SET TASK | Retype the material that follows, keeping every word as it is.

SUPPLIED INFORMATION |
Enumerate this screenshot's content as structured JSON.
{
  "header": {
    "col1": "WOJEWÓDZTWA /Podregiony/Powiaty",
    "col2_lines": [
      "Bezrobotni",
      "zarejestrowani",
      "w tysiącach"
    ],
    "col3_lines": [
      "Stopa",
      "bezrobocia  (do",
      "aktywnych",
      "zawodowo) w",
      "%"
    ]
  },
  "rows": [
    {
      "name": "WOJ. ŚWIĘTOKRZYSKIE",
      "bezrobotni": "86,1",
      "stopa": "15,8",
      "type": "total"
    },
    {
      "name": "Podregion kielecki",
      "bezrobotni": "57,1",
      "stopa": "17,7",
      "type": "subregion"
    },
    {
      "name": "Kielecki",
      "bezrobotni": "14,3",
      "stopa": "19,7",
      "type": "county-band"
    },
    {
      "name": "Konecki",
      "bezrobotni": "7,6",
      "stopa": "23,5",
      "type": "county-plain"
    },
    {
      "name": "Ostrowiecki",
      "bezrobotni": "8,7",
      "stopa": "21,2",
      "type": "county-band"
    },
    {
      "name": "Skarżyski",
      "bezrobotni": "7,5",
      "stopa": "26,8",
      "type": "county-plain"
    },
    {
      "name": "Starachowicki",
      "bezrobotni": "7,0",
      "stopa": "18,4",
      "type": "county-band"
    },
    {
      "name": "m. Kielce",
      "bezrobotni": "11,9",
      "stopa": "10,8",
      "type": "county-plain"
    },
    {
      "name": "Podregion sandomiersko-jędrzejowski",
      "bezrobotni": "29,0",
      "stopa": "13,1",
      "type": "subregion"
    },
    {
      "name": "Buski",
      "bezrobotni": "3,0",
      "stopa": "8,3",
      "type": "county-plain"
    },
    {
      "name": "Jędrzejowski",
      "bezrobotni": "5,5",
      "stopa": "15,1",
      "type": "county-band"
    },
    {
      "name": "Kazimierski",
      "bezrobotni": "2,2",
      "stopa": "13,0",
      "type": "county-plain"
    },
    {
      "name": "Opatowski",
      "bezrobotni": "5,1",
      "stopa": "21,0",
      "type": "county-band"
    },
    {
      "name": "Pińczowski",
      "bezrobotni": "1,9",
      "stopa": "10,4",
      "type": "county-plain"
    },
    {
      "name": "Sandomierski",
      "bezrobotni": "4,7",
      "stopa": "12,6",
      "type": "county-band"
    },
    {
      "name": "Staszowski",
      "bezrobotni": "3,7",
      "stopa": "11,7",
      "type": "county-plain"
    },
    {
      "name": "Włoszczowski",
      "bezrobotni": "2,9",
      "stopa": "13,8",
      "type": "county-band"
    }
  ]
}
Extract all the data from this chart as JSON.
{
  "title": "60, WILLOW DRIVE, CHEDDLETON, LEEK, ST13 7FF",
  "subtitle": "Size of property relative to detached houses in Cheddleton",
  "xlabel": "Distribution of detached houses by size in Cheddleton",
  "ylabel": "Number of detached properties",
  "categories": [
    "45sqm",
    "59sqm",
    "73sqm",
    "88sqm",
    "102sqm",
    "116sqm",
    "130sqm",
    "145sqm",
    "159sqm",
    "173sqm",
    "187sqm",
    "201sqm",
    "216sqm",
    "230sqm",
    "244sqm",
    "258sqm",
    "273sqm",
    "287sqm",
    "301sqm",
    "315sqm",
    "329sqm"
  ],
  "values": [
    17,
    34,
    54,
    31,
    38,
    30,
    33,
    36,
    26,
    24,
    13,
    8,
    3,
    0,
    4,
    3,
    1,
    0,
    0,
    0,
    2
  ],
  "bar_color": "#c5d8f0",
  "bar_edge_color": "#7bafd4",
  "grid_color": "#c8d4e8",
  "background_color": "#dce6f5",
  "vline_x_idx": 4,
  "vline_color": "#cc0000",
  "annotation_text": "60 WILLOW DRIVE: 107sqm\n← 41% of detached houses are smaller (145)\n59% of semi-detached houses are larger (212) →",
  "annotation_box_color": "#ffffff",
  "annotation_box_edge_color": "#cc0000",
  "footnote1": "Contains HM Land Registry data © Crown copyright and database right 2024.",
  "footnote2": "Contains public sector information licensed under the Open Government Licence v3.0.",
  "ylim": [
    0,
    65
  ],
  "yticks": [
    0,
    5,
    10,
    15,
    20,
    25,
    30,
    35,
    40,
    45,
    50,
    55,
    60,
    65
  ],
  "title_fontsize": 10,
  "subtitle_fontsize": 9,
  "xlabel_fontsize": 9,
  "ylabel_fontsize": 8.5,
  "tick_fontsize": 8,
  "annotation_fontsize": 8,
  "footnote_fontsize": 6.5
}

SOLUTION TO THE PROBLEM |
Enumerate this screenshot's content as structured JSON.
{
  "header": {
    "col1": "WOJEWÓDZTWA /Podregiony/Powiaty",
    "col2_lines": [
      "Bezrobotni",
      "zarejestrowani",
      "w tysiącach"
    ],
    "col3_lines": [
      "Stopa",
      "bezrobocia  (do",
      "aktywnych",
      "zawodowo) w",
      "%"
    ]
  },
  "rows": [
    {
      "name": "WOJ. ŚWIĘTOKRZYSKIE",
      "bezrobotni": "86,1",
      "stopa": "15,8",
      "type": "total"
    },
    {
      "name": "Podregion kielecki",
      "bezrobotni": "57,1",
      "stopa": "17,7",
      "type": "subregion"
    },
    {
      "name": "Kielecki",
      "bezrobotni": "14,3",
      "stopa": "19,7",
      "type": "county-band"
    },
    {
      "name": "Konecki",
      "bezrobotni": "7,6",
      "stopa": "23,5",
      "type": "county-plain"
    },
    {
      "name": "Ostrowiecki",
      "bezrobotni": "8,7",
      "stopa": "21,2",
      "type": "county-band"
    },
    {
      "name": "Skarżyski",
      "bezrobotni": "7,5",
      "stopa": "26,8",
      "type": "county-plain"
    },
    {
      "name": "Starachowicki",
      "bezrobotni": "7,0",
      "stopa": "18,4",
      "type": "county-band"
    },
    {
      "name": "m. Kielce",
      "bezrobotni": "11,9",
      "stopa": "10,8",
      "type": "county-plain"
    },
    {
      "name": "Podregion sandomiersko-jędrzejowski",
      "bezrobotni": "29,0",
      "stopa": "13,1",
      "type": "subregion"
    },
    {
      "name": "Buski",
      "bezrobotni": "3,0",
      "stopa": "8,3",
      "type": "county-plain"
    },
    {
      "name": "Jędrzejowski",
      "bezrobotni": "5,5",
      "stopa": "15,1",
      "type": "county-band"
    },
    {
      "name": "Kazimierski",
      "bezrobotni": "2,2",
      "stopa": "13,0",
      "type": "county-plain"
    },
    {
      "name": "Opatowski",
      "bezrobotni": "5,1",
      "stopa": "21,0",
      "type": "county-band"
    },
    {
      "name": "Pińczowski",
      "bezrobotni": "1,9",
      "stopa": "10,4",
      "type": "county-plain"
    },
    {
      "name": "Sandomierski",
      "bezrobotni": "4,7",
      "stopa": "12,6",
      "type": "county-band"
    },
    {
      "name": "Staszowski",
      "bezrobotni": "3,7",
      "stopa": "11,7",
      "type": "county-plain"
    },
    {
      "name": "Włoszczowski",
      "bezrobotni": "2,9",
      "stopa": "13,8",
      "type": "county-band"
    }
  ]
}
Extract all the data from this chart as JSON.
{
  "title": "60, WILLOW DRIVE, CHEDDLETON, LEEK, ST13 7FF",
  "subtitle": "Size of property relative to detached houses in Cheddleton",
  "xlabel": "Distribution of detached houses by size in Cheddleton",
  "ylabel": "Number of detached properties",
  "categories": [
    "45sqm",
    "59sqm",
    "73sqm",
    "88sqm",
    "102sqm",
    "116sqm",
    "130sqm",
    "145sqm",
    "159sqm",
    "173sqm",
    "187sqm",
    "201sqm",
    "216sqm",
    "230sqm",
    "244sqm",
    "258sqm",
    "273sqm",
    "287sqm",
    "301sqm",
    "315sqm",
    "329sqm"
  ],
  "values": [
    17,
    34,
    54,
    31,
    38,
    30,
    33,
    36,
    26,
    24,
    13,
    8,
    3,
    0,
    4,
    3,
    1,
    0,
    0,
    0,
    2
  ],
  "bar_color": "#c5d8f0",
  "bar_edge_color": "#7bafd4",
  "grid_color": "#c8d4e8",
  "background_color": "#dce6f5",
  "vline_x_idx": 4,
  "vline_color": "#cc0000",
  "annotation_text": "60 WILLOW DRIVE: 107sqm\n← 41% of detached houses are smaller (145)\n59% of semi-detached houses are larger (212) →",
  "annotation_box_color": "#ffffff",
  "annotation_box_edge_color": "#cc0000",
  "footnote1": "Contains HM Land Registry data © Crown copyright and database right 2024.",
  "footnote2": "Contains public sector information licensed under the Open Government Licence v3.0.",
  "ylim": [
    0,
    65
  ],
  "yticks": [
    0,
    5,
    10,
    15,
    20,
    25,
    30,
    35,
    40,
    45,
    50,
    55,
    60,
    65
  ],
  "title_fontsize": 10,
  "subtitle_fontsize": 9,
  "xlabel_fontsize": 9,
  "ylabel_fontsize": 8.5,
  "tick_fontsize": 8,
  "annotation_fontsize": 8,
  "footnote_fontsize": 6.5
}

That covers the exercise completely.